◆ Exercise goal: Go through the listing below and list every line with "profit".

◆ Listed records:
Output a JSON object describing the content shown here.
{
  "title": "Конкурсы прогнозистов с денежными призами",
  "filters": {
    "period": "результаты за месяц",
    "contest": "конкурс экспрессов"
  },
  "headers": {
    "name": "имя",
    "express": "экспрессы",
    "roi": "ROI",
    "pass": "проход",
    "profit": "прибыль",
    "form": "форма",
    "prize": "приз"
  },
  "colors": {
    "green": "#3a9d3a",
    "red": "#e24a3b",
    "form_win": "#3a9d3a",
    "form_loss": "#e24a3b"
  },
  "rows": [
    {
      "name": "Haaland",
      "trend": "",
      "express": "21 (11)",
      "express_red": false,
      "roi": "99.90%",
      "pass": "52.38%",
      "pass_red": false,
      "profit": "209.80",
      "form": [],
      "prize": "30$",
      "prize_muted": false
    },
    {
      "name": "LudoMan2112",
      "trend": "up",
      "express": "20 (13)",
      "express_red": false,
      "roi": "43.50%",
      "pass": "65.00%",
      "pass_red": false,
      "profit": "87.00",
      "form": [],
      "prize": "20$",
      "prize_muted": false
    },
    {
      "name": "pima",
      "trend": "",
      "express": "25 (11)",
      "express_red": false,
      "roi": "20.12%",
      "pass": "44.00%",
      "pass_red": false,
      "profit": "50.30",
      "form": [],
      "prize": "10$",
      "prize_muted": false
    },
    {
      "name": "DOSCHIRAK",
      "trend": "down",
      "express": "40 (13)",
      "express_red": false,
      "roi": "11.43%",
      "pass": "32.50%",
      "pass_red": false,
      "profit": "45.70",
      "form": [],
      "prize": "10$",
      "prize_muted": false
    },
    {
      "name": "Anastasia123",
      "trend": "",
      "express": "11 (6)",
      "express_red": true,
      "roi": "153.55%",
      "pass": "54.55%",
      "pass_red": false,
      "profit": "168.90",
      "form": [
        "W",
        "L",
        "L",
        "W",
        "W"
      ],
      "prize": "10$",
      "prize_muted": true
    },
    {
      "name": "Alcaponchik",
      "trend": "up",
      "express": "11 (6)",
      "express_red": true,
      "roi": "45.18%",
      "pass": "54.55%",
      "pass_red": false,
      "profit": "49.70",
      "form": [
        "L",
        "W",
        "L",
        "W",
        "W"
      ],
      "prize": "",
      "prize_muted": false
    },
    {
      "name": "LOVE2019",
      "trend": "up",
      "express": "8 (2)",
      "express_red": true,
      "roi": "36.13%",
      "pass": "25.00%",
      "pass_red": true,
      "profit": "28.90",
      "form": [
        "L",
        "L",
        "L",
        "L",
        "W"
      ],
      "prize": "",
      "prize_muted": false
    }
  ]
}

◆ Result below:
    "profit": "прибыль",
      "profit": "209.80",
      "profit": "87.00",
      "profit": "50.30",
      "profit": "45.70",
      "profit": "168.90",
      "profit": "49.70",
      "profit": "28.90",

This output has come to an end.